Instructions to follow - Scan the lines below for the string "yang" and copy every one that has it.

* Start Material for this task *

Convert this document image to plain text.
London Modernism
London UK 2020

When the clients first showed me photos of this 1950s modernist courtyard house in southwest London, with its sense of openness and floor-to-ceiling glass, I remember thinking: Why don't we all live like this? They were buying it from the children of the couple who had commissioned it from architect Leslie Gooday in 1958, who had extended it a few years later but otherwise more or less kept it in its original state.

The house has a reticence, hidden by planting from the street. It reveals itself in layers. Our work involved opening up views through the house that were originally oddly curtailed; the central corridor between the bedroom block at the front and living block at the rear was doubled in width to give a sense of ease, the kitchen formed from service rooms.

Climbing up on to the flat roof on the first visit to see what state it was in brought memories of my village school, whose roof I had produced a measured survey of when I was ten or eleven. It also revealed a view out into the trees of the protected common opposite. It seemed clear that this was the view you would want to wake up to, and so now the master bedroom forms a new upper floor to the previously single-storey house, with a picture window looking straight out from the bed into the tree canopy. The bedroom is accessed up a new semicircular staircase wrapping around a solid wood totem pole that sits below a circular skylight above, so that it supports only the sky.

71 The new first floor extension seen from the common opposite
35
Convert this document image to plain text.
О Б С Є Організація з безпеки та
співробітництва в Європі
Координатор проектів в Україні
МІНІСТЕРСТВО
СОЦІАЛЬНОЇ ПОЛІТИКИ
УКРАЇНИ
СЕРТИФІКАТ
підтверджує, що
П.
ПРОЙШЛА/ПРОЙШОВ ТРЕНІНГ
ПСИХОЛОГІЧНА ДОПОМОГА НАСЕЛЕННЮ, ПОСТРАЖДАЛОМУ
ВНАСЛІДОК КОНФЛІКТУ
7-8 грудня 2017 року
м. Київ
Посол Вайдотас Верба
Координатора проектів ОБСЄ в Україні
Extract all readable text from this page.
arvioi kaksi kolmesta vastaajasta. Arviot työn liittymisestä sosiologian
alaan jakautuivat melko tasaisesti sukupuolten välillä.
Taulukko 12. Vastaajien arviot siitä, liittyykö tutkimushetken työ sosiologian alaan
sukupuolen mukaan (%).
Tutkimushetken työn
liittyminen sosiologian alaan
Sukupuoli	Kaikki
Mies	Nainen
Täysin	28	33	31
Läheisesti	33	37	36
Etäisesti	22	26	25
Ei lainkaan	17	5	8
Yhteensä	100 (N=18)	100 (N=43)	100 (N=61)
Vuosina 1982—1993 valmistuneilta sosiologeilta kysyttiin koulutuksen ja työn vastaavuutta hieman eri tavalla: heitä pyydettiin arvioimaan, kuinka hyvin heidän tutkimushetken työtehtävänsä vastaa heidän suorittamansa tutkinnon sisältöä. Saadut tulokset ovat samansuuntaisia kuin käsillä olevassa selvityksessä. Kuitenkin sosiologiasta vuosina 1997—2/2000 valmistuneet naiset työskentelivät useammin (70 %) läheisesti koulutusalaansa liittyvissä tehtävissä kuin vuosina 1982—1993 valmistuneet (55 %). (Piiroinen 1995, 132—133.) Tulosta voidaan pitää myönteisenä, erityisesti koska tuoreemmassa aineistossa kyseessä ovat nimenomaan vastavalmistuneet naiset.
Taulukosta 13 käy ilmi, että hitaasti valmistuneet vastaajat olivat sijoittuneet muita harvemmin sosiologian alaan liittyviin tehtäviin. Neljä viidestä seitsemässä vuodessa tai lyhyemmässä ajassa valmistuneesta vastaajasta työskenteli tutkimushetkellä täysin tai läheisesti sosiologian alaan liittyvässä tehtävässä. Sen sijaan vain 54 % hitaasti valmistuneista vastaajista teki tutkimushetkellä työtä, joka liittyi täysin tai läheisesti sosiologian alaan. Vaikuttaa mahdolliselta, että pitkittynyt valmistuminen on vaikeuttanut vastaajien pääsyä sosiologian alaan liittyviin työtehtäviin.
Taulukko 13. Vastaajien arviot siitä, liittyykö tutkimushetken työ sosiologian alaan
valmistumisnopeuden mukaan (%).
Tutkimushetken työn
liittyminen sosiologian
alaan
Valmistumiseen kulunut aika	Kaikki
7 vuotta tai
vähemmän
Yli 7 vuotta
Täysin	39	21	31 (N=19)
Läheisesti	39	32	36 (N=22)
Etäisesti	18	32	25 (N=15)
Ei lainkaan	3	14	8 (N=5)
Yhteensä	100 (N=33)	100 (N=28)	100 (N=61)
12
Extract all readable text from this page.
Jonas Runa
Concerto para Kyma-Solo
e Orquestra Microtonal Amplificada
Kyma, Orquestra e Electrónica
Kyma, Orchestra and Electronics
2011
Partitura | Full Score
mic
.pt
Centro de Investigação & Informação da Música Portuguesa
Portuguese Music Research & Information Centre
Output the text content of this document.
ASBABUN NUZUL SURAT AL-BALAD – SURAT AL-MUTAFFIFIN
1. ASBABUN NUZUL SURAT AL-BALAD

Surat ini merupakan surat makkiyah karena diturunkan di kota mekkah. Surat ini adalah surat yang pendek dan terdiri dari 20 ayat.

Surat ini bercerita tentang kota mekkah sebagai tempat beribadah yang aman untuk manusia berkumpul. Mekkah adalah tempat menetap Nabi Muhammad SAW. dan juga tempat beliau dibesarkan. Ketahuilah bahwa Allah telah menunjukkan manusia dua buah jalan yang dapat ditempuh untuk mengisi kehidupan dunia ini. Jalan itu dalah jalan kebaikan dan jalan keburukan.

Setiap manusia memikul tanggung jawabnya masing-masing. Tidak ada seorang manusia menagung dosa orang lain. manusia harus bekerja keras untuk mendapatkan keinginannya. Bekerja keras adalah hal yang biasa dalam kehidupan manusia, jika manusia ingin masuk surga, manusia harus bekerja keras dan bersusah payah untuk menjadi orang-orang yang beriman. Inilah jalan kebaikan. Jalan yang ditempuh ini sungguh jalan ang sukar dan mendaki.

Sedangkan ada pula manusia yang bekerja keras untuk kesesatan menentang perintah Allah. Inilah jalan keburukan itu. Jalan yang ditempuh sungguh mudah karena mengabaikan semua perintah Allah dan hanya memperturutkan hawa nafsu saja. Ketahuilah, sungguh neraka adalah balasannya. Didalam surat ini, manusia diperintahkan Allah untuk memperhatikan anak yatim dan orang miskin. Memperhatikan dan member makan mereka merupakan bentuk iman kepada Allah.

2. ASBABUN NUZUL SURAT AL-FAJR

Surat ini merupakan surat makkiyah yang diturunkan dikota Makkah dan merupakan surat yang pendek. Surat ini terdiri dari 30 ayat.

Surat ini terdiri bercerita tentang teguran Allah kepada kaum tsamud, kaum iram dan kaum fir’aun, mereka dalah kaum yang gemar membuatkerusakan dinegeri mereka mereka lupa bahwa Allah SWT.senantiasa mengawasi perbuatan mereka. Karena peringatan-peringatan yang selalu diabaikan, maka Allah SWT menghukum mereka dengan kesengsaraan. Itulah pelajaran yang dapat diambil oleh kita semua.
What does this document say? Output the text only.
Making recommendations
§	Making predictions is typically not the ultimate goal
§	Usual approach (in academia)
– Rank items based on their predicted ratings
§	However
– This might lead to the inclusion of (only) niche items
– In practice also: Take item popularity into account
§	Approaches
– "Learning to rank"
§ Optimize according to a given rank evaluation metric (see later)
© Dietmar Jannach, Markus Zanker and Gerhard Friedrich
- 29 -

* End Material for this task *

Result for this task -
Surat ini merupakan surat makkiyah karena diturunkan di kota mekkah. Surat ini adalah surat yang pendek dan terdiri dari 20 ayat.
Surat ini bercerita tentang kota mekkah sebagai tempat beribadah yang aman untuk manusia berkumpul. Mekkah adalah tempat menetap Nabi Muhammad SAW. dan juga tempat beliau dibesarkan. Ketahuilah bahwa Allah telah menunjukkan manusia dua buah jalan yang dapat ditempuh untuk mengisi kehidupan dunia ini. Jalan itu dalah jalan kebaikan dan jalan keburukan.
Setiap manusia memikul tanggung jawabnya masing-masing. Tidak ada seorang manusia menagung dosa orang lain. manusia harus bekerja keras untuk mendapatkan keinginannya. Bekerja keras adalah hal yang biasa dalam kehidupan manusia, jika manusia ingin masuk surga, manusia harus bekerja keras dan bersusah payah untuk menjadi orang-orang yang beriman. Inilah jalan kebaikan. Jalan yang ditempuh ini sungguh jalan ang sukar dan mendaki.
Sedangkan ada pula manusia yang bekerja keras untuk kesesatan menentang perintah Allah. Inilah jalan keburukan itu. Jalan yang ditempuh sungguh mudah karena mengabaikan semua perintah Allah dan hanya memperturutkan hawa nafsu saja. Ketahuilah, sungguh neraka adalah balasannya. Didalam surat ini, manusia diperintahkan Allah untuk memperhatikan anak yatim dan orang miskin. Memperhatikan dan member makan mereka merupakan bentuk iman kepada Allah.
Surat ini merupakan surat makkiyah yang diturunkan dikota Makkah dan merupakan surat yang pendek. Surat ini terdiri dari 30 ayat.
Surat ini terdiri bercerita tentang teguran Allah kepada kaum tsamud, kaum iram dan kaum fir’aun, mereka dalah kaum yang gemar membuatkerusakan dinegeri mereka mereka lupa bahwa Allah SWT.senantiasa mengawasi perbuatan mereka. Karena peringatan-peringatan yang selalu diabaikan, maka Allah SWT menghukum mereka dengan kesengsaraan. Itulah pelajaran yang dapat diambil oleh kita semua.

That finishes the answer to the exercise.